> Problem requirements
Any picture among the records should be left out, please; retype the rest exactly.

> Available data
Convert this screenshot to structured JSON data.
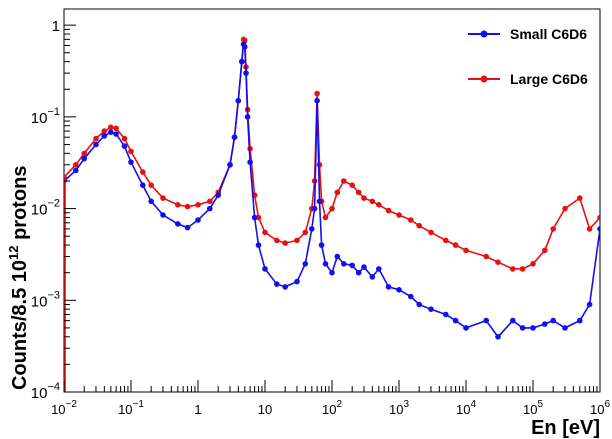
{
  "chart_data": {
    "type": "line",
    "title": "",
    "xlabel": "En [eV]",
    "ylabel_main": "Counts/8.5 10",
    "ylabel_sup": "12",
    "ylabel_tail": " protons",
    "xscale": "log",
    "yscale": "log",
    "xlim": [
      0.01,
      1000000
    ],
    "ylim": [
      0.0001,
      1.5
    ],
    "grid": false,
    "legend_position": "top-right",
    "x_tick_labels": [
      {
        "base": "10",
        "exp": "−2"
      },
      {
        "base": "10",
        "exp": "−1"
      },
      {
        "base": "1",
        "exp": ""
      },
      {
        "base": "10",
        "exp": ""
      },
      {
        "base": "10",
        "exp": "2"
      },
      {
        "base": "10",
        "exp": "3"
      },
      {
        "base": "10",
        "exp": "4"
      },
      {
        "base": "10",
        "exp": "5"
      },
      {
        "base": "10",
        "exp": "6"
      }
    ],
    "y_tick_labels": [
      {
        "base": "1",
        "exp": ""
      },
      {
        "base": "10",
        "exp": "−1"
      },
      {
        "base": "10",
        "exp": "−2"
      },
      {
        "base": "10",
        "exp": "−3"
      },
      {
        "base": "10",
        "exp": "−4"
      }
    ],
    "series": [
      {
        "name": "Small C6D6",
        "color": "#1010f0",
        "x": [
          0.01,
          0.015,
          0.02,
          0.03,
          0.04,
          0.05,
          0.06,
          0.08,
          0.1,
          0.15,
          0.2,
          0.3,
          0.5,
          0.7,
          1.0,
          1.5,
          2.0,
          3.0,
          3.5,
          4.0,
          4.5,
          4.8,
          5.0,
          5.2,
          5.5,
          6.0,
          7.0,
          8.0,
          10.0,
          15.0,
          20.0,
          30.0,
          40.0,
          50.0,
          55.0,
          60.0,
          65.0,
          70.0,
          80.0,
          100.0,
          120.0,
          150.0,
          200.0,
          250.0,
          300.0,
          400.0,
          500.0,
          700.0,
          1000.0,
          1500.0,
          2000.0,
          3000.0,
          5000.0,
          7000.0,
          10000.0,
          20000.0,
          30000.0,
          50000.0,
          70000.0,
          100000.0,
          150000.0,
          200000.0,
          300000.0,
          500000.0,
          700000.0,
          1000000.0
        ],
        "values": [
          0.02,
          0.026,
          0.035,
          0.05,
          0.062,
          0.068,
          0.065,
          0.048,
          0.032,
          0.018,
          0.012,
          0.0085,
          0.0068,
          0.0062,
          0.0075,
          0.01,
          0.014,
          0.03,
          0.06,
          0.15,
          0.4,
          0.62,
          0.58,
          0.3,
          0.1,
          0.032,
          0.008,
          0.004,
          0.0022,
          0.0015,
          0.0014,
          0.0016,
          0.0025,
          0.006,
          0.01,
          0.15,
          0.012,
          0.004,
          0.0025,
          0.002,
          0.003,
          0.0025,
          0.0024,
          0.002,
          0.0023,
          0.0018,
          0.0022,
          0.0014,
          0.0013,
          0.0011,
          0.0009,
          0.0008,
          0.0007,
          0.0006,
          0.0005,
          0.0006,
          0.0004,
          0.0006,
          0.0005,
          0.0005,
          0.00055,
          0.0006,
          0.0005,
          0.0006,
          0.0009,
          0.006
        ]
      },
      {
        "name": "Large C6D6",
        "color": "#e81010",
        "x": [
          0.01,
          0.015,
          0.02,
          0.03,
          0.04,
          0.05,
          0.06,
          0.08,
          0.1,
          0.15,
          0.2,
          0.3,
          0.5,
          0.7,
          1.0,
          1.5,
          2.0,
          3.0,
          3.5,
          4.0,
          4.5,
          4.8,
          5.0,
          5.2,
          5.5,
          6.0,
          7.0,
          8.0,
          10.0,
          15.0,
          20.0,
          30.0,
          40.0,
          50.0,
          55.0,
          60.0,
          65.0,
          70.0,
          80.0,
          100.0,
          120.0,
          150.0,
          200.0,
          250.0,
          300.0,
          400.0,
          500.0,
          700.0,
          1000.0,
          1500.0,
          2000.0,
          3000.0,
          5000.0,
          7000.0,
          10000.0,
          20000.0,
          30000.0,
          50000.0,
          70000.0,
          100000.0,
          150000.0,
          200000.0,
          300000.0,
          500000.0,
          700000.0,
          1000000.0
        ],
        "values": [
          0.022,
          0.03,
          0.04,
          0.058,
          0.07,
          0.077,
          0.075,
          0.058,
          0.042,
          0.025,
          0.018,
          0.013,
          0.011,
          0.0105,
          0.011,
          0.012,
          0.015,
          0.03,
          0.06,
          0.15,
          0.4,
          0.7,
          0.68,
          0.35,
          0.12,
          0.045,
          0.014,
          0.008,
          0.0055,
          0.0045,
          0.0042,
          0.0045,
          0.0055,
          0.01,
          0.02,
          0.18,
          0.03,
          0.012,
          0.008,
          0.01,
          0.015,
          0.02,
          0.018,
          0.015,
          0.013,
          0.012,
          0.011,
          0.0095,
          0.0085,
          0.0075,
          0.0065,
          0.0055,
          0.0045,
          0.004,
          0.0035,
          0.003,
          0.0026,
          0.0022,
          0.0022,
          0.0025,
          0.0035,
          0.006,
          0.01,
          0.013,
          0.006,
          0.008
        ]
      }
    ]
  }
}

> Complete answer
Convert this screenshot to structured JSON data.
{
  "chart_data": {
    "type": "line",
    "title": "",
    "xlabel": "En [eV]",
    "ylabel_main": "Counts/8.5 10",
    "ylabel_sup": "12",
    "ylabel_tail": " protons",
    "xscale": "log",
    "yscale": "log",
    "xlim": [
      0.01,
      1000000
    ],
    "ylim": [
      0.0001,
      1.5
    ],
    "grid": false,
    "legend_position": "top-right",
    "x_tick_labels": [
      {
        "base": "10",
        "exp": "−2"
      },
      {
        "base": "10",
        "exp": "−1"
      },
      {
        "base": "1",
        "exp": ""
      },
      {
        "base": "10",
        "exp": ""
      },
      {
        "base": "10",
        "exp": "2"
      },
      {
        "base": "10",
        "exp": "3"
      },
      {
        "base": "10",
        "exp": "4"
      },
      {
        "base": "10",
        "exp": "5"
      },
      {
        "base": "10",
        "exp": "6"
      }
    ],
    "y_tick_labels": [
      {
        "base": "1",
        "exp": ""
      },
      {
        "base": "10",
        "exp": "−1"
      },
      {
        "base": "10",
        "exp": "−2"
      },
      {
        "base": "10",
        "exp": "−3"
      },
      {
        "base": "10",
        "exp": "−4"
      }
    ],
    "series": [
      {
        "name": "Small C6D6",
        "color": "#1010f0",
        "x": [
          0.01,
          0.015,
          0.02,
          0.03,
          0.04,
          0.05,
          0.06,
          0.08,
          0.1,
          0.15,
          0.2,
          0.3,
          0.5,
          0.7,
          1.0,
          1.5,
          2.0,
          3.0,
          3.5,
          4.0,
          4.5,
          4.8,
          5.0,
          5.2,
          5.5,
          6.0,
          7.0,
          8.0,
          10.0,
          15.0,
          20.0,
          30.0,
          40.0,
          50.0,
          55.0,
          60.0,
          65.0,
          70.0,
          80.0,
          100.0,
          120.0,
          150.0,
          200.0,
          250.0,
          300.0,
          400.0,
          500.0,
          700.0,
          1000.0,
          1500.0,
          2000.0,
          3000.0,
          5000.0,
          7000.0,
          10000.0,
          20000.0,
          30000.0,
          50000.0,
          70000.0,
          100000.0,
          150000.0,
          200000.0,
          300000.0,
          500000.0,
          700000.0,
          1000000.0
        ],
        "values": [
          0.02,
          0.026,
          0.035,
          0.05,
          0.062,
          0.068,
          0.065,
          0.048,
          0.032,
          0.018,
          0.012,
          0.0085,
          0.0068,
          0.0062,
          0.0075,
          0.01,
          0.014,
          0.03,
          0.06,
          0.15,
          0.4,
          0.62,
          0.58,
          0.3,
          0.1,
          0.032,
          0.008,
          0.004,
          0.0022,
          0.0015,
          0.0014,
          0.0016,
          0.0025,
          0.006,
          0.01,
          0.15,
          0.012,
          0.004,
          0.0025,
          0.002,
          0.003,
          0.0025,
          0.0024,
          0.002,
          0.0023,
          0.0018,
          0.0022,
          0.0014,
          0.0013,
          0.0011,
          0.0009,
          0.0008,
          0.0007,
          0.0006,
          0.0005,
          0.0006,
          0.0004,
          0.0006,
          0.0005,
          0.0005,
          0.00055,
          0.0006,
          0.0005,
          0.0006,
          0.0009,
          0.006
        ]
      },
      {
        "name": "Large C6D6",
        "color": "#e81010",
        "x": [
          0.01,
          0.015,
          0.02,
          0.03,
          0.04,
          0.05,
          0.06,
          0.08,
          0.1,
          0.15,
          0.2,
          0.3,
          0.5,
          0.7,
          1.0,
          1.5,
          2.0,
          3.0,
          3.5,
          4.0,
          4.5,
          4.8,
          5.0,
          5.2,
          5.5,
          6.0,
          7.0,
          8.0,
          10.0,
          15.0,
          20.0,
          30.0,
          40.0,
          50.0,
          55.0,
          60.0,
          65.0,
          70.0,
          80.0,
          100.0,
          120.0,
          150.0,
          200.0,
          250.0,
          300.0,
          400.0,
          500.0,
          700.0,
          1000.0,
          1500.0,
          2000.0,
          3000.0,
          5000.0,
          7000.0,
          10000.0,
          20000.0,
          30000.0,
          50000.0,
          70000.0,
          100000.0,
          150000.0,
          200000.0,
          300000.0,
          500000.0,
          700000.0,
          1000000.0
        ],
        "values": [
          0.022,
          0.03,
          0.04,
          0.058,
          0.07,
          0.077,
          0.075,
          0.058,
          0.042,
          0.025,
          0.018,
          0.013,
          0.011,
          0.0105,
          0.011,
          0.012,
          0.015,
          0.03,
          0.06,
          0.15,
          0.4,
          0.7,
          0.68,
          0.35,
          0.12,
          0.045,
          0.014,
          0.008,
          0.0055,
          0.0045,
          0.0042,
          0.0045,
          0.0055,
          0.01,
          0.02,
          0.18,
          0.03,
          0.012,
          0.008,
          0.01,
          0.015,
          0.02,
          0.018,
          0.015,
          0.013,
          0.012,
          0.011,
          0.0095,
          0.0085,
          0.0075,
          0.0065,
          0.0055,
          0.0045,
          0.004,
          0.0035,
          0.003,
          0.0026,
          0.0022,
          0.0022,
          0.0025,
          0.0035,
          0.006,
          0.01,
          0.013,
          0.006,
          0.008
        ]
      }
    ]
  }
}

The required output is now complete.